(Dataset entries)
-*-*-
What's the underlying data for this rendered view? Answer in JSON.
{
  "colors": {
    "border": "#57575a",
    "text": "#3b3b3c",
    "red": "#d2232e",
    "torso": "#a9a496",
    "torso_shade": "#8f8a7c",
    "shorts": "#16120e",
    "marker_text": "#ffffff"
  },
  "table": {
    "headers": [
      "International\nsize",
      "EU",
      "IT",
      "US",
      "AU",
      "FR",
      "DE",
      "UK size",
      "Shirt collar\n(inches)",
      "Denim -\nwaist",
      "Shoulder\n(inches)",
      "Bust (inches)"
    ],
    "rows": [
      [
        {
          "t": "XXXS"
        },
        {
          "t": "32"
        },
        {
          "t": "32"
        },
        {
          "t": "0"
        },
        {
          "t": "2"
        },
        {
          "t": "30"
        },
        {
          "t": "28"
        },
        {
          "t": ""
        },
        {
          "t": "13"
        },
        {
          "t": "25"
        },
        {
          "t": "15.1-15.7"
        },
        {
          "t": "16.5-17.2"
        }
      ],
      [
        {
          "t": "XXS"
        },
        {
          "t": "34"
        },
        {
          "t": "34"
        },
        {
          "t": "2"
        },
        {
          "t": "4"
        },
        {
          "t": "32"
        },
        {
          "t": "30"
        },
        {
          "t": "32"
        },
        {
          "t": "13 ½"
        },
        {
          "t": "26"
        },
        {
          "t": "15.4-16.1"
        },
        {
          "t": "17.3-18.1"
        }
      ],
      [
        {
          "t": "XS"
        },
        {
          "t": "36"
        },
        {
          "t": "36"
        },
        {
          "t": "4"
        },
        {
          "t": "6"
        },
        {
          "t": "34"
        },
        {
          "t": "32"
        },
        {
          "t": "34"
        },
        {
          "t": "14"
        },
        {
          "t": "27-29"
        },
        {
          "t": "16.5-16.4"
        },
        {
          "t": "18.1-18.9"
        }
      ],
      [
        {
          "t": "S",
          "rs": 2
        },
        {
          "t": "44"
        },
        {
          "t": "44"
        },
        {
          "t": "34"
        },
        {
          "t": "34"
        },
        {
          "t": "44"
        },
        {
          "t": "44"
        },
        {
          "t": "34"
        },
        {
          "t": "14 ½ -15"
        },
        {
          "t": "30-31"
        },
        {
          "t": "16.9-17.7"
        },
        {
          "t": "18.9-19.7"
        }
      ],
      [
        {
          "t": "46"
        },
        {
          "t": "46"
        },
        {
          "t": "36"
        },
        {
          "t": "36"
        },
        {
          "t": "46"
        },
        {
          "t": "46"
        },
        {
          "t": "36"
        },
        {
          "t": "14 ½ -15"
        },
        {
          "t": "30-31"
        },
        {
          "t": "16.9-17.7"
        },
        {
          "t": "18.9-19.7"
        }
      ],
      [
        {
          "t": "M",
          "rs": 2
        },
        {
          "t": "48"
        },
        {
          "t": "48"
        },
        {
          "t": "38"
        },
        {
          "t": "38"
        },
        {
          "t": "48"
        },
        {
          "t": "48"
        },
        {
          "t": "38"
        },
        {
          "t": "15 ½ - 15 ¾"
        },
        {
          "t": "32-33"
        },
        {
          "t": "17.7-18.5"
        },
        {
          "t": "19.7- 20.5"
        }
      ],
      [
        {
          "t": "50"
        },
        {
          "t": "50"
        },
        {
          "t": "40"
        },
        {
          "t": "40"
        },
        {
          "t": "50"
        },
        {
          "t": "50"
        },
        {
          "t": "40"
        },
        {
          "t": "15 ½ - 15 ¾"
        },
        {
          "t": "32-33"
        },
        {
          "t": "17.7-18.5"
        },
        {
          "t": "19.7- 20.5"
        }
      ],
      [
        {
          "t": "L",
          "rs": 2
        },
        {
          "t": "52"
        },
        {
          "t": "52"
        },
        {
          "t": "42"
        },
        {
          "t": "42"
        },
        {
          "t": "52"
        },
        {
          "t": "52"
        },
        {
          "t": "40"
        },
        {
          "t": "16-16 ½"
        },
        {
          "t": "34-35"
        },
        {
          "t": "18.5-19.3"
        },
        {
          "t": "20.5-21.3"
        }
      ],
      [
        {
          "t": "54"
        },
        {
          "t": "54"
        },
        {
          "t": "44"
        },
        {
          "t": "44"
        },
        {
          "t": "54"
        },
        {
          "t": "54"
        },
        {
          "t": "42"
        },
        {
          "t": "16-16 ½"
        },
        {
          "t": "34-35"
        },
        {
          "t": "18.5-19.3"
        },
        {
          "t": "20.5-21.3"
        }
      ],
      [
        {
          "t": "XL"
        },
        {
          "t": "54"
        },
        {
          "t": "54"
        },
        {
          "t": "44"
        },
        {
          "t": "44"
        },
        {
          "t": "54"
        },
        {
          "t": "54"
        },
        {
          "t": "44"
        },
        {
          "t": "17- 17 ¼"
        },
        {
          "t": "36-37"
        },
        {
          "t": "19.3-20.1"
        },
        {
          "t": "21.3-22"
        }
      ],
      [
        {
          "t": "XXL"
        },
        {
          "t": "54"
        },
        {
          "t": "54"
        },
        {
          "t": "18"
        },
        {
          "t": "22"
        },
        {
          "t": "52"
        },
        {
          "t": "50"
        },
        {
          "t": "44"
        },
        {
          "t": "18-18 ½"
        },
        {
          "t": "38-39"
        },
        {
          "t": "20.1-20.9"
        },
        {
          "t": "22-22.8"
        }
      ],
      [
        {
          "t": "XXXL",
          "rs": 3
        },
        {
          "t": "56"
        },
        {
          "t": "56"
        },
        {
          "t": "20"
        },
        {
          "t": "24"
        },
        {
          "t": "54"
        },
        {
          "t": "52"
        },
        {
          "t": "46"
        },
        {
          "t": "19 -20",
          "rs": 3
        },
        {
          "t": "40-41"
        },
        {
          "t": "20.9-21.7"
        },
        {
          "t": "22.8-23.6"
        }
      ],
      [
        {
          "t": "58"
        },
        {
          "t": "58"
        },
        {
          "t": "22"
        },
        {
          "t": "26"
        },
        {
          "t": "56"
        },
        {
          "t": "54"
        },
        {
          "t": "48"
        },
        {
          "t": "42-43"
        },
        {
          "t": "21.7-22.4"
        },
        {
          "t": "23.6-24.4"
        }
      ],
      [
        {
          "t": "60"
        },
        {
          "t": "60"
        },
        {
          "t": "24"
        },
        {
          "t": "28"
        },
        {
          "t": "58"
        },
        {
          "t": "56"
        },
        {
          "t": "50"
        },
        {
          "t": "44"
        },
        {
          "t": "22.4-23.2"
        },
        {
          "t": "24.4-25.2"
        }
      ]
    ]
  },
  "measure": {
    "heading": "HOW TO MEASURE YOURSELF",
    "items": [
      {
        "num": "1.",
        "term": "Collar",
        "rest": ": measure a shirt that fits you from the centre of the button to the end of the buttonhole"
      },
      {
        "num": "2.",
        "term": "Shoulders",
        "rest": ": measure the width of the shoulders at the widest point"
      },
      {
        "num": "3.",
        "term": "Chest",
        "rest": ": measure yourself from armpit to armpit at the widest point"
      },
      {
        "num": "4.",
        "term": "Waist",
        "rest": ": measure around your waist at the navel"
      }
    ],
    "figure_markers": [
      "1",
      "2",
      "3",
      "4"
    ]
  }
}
-*-*-
Search the lines above for the string "from", then show every one that has it.

# Exercise result
        "rest": ": measure a shirt that fits you from the centre of the button to the end of the buttonhole"
        "rest": ": measure yourself from armpit to armpit at the widest point"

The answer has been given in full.